§ Extract:
------------------------------------------------
# Iden this crypt



## EDGE (Feb 28, 2004)

This time it is a true Crypt.

I have had it for over 2 years, but it never took off because it was always being shaded. I

cut the rhizome in 2 a month ago, so I am waiting for it to show up 
somewhere near the plant in the next while.

It is the leaf with the pinkish vein in the middle. Behind it to the left is green balansae, and to the right is a reddish crypt with simliar leave shape as the balansae. It would be great if anyone could iden that as well.

Sorry for the blurry photo, the plant is right at the back of the tank.


----------



## tanVincent (Mar 19, 2004)

The plant in the crispatula group. Most probably its c.crispatula v. sinensis. 

Cheers
Vincent


----------



## EDGE (Feb 28, 2004)

If theres enough light, the leaves do undulate.


----------



## aquaverde (Feb 9, 2004)
------------------------------------------------
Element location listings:

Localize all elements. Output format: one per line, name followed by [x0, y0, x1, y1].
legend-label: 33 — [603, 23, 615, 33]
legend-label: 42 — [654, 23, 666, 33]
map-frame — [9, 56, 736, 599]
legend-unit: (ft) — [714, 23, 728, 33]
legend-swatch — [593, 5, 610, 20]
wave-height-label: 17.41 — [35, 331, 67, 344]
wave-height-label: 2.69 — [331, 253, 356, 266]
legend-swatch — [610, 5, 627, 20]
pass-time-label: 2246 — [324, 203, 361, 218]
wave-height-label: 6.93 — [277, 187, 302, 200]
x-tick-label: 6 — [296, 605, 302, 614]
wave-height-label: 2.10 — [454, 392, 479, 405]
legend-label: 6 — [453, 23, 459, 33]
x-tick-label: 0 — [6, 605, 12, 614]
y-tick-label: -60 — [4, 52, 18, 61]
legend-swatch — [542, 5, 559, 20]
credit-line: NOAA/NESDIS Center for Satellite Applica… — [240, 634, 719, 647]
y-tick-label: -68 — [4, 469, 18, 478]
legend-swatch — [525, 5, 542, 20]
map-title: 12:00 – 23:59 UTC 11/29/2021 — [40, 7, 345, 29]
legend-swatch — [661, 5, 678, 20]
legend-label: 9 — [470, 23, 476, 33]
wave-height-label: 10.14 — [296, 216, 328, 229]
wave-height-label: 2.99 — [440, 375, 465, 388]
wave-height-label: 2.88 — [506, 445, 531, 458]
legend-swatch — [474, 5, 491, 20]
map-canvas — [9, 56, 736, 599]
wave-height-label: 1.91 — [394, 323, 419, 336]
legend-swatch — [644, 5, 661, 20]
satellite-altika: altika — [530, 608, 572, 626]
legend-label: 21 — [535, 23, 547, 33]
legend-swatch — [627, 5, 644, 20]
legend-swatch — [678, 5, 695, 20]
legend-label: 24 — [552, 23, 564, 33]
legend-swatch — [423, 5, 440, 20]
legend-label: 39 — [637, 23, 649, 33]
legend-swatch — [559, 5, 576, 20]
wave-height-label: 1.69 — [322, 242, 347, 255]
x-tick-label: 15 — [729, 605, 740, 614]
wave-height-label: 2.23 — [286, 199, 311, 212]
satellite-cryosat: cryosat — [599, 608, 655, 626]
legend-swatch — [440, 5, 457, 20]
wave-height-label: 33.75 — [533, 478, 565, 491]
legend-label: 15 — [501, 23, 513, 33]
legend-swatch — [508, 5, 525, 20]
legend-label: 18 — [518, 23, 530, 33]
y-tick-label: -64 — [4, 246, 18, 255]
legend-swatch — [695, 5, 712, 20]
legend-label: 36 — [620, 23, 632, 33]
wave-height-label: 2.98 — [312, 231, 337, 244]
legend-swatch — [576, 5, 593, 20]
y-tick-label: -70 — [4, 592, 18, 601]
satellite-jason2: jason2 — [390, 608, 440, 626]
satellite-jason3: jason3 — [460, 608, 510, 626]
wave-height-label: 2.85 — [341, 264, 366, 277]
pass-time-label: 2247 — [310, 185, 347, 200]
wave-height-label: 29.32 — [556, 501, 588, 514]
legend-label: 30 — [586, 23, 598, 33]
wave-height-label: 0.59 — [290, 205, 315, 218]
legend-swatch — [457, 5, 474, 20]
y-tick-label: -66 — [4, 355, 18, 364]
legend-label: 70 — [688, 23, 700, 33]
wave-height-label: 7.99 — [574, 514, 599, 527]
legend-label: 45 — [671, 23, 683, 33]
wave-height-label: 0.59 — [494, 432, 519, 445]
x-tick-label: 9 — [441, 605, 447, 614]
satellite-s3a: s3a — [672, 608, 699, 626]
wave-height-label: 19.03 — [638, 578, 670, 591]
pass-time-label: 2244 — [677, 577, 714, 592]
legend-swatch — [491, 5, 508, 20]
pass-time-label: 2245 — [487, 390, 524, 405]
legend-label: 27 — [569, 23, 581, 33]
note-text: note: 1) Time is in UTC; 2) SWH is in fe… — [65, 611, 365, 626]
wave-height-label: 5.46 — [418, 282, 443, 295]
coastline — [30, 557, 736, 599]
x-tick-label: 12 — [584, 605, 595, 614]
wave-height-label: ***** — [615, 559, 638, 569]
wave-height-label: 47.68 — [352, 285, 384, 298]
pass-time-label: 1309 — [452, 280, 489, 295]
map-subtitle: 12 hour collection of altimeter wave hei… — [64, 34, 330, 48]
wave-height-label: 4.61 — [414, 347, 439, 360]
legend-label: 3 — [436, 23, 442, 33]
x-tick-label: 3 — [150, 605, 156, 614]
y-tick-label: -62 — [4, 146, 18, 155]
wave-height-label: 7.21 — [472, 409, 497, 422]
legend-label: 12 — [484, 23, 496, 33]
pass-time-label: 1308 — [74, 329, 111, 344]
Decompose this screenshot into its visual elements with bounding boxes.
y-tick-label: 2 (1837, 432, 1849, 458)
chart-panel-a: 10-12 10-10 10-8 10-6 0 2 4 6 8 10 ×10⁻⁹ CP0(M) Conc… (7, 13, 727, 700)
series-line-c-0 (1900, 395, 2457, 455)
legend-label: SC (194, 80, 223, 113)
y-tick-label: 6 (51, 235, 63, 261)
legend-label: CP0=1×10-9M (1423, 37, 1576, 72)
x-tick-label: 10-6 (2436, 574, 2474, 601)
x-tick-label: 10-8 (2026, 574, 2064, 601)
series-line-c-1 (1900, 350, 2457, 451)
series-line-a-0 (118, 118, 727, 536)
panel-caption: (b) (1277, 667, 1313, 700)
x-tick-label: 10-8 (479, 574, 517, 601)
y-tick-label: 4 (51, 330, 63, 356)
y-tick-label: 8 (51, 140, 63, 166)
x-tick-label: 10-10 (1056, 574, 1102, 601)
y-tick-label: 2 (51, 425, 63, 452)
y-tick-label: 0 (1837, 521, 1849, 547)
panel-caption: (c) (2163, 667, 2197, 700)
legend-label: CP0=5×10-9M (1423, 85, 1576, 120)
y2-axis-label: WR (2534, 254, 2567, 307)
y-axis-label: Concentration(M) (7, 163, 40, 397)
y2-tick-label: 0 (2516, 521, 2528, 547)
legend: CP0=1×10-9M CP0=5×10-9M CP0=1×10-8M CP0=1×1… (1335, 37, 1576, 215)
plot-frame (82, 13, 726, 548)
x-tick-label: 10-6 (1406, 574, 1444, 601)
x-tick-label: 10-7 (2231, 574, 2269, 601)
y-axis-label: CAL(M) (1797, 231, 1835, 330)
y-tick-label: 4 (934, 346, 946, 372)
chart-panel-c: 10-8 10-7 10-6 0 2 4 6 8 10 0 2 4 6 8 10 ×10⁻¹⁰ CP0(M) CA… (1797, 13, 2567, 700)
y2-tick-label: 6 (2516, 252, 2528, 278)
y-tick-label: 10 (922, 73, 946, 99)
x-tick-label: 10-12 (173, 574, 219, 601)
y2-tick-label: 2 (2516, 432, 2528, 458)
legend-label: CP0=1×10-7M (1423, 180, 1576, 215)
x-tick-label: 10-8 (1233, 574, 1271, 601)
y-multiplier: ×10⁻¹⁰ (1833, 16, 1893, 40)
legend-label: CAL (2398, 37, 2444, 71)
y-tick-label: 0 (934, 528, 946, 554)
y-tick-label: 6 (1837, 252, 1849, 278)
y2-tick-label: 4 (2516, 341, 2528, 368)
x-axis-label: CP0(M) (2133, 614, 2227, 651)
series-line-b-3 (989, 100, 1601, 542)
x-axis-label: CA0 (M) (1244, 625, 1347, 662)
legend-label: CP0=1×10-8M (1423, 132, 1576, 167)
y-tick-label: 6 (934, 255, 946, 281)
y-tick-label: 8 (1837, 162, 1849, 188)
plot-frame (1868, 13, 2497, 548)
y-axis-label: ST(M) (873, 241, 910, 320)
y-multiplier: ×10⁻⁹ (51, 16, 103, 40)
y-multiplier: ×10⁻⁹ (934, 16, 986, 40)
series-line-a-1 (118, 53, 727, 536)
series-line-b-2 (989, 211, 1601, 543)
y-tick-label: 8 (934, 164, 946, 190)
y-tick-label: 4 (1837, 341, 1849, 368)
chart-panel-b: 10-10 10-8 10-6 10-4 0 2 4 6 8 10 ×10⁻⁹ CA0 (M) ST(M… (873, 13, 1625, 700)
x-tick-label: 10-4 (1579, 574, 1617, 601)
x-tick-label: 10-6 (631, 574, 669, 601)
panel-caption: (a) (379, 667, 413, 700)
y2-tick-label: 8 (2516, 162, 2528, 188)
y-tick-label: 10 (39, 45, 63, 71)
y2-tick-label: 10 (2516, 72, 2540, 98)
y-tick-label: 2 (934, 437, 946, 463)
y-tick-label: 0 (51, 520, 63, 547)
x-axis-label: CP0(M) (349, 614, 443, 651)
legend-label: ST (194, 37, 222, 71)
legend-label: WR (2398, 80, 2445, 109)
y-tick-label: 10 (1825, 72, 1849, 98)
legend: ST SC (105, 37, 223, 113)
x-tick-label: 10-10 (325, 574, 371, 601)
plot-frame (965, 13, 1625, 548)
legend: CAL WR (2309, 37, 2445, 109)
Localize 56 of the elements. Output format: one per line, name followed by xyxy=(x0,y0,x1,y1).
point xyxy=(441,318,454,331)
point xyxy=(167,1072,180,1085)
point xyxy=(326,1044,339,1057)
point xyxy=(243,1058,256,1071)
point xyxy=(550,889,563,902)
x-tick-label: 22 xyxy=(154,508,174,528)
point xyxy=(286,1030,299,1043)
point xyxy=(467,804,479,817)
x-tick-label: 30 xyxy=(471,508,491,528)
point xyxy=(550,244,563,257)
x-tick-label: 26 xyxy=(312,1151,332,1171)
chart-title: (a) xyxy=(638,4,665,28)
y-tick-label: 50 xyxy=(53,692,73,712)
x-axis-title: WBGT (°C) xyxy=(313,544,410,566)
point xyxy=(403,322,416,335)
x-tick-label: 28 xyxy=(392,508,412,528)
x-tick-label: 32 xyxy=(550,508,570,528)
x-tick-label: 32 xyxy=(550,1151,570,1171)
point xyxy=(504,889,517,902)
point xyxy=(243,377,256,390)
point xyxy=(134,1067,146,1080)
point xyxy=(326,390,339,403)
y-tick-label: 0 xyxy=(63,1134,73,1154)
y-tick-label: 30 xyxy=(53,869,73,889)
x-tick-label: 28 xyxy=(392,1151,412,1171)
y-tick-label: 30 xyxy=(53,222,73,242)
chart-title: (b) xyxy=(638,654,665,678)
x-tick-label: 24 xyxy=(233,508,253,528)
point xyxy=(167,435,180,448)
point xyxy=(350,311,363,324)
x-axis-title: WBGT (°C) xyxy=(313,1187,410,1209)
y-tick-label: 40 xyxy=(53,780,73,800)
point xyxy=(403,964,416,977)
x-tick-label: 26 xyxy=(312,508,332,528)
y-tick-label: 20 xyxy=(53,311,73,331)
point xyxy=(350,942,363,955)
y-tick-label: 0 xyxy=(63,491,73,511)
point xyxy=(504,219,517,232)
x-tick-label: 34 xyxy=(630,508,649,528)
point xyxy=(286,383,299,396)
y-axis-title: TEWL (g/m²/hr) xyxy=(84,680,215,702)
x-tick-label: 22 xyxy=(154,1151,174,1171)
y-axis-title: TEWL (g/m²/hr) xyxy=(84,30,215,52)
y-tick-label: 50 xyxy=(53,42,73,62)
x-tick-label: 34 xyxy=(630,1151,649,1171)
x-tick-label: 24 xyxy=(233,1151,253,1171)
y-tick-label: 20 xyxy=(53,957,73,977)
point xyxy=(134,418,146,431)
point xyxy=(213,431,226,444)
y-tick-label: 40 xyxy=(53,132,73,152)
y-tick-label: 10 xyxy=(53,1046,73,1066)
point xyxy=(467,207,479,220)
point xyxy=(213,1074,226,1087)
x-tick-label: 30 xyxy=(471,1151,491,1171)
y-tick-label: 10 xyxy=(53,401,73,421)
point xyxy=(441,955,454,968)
------------------------------------------------
§ Set problem: Extend the forum thread above on identifying a crypt, picking up after its last line.

§ Exercise response:
Looks like my C. retrospiralis.


----------



## Justin Fournier (Jan 27, 2004)

I second Vincent's opinion. Could even be C. crispatula v. balansae


----------



## EDGE (Feb 28, 2004)

I emailed Jan from the cryptocoryne website.

Jan said the green one of the left is the balansae and the pinkish vein *could *be var crispatula.

I will have to let it grow out a little more before I can be sure. The plant is taking off quite fast in the new location/setup


----------



## Justin Fournier (Jan 27, 2004)

Sounds right to me!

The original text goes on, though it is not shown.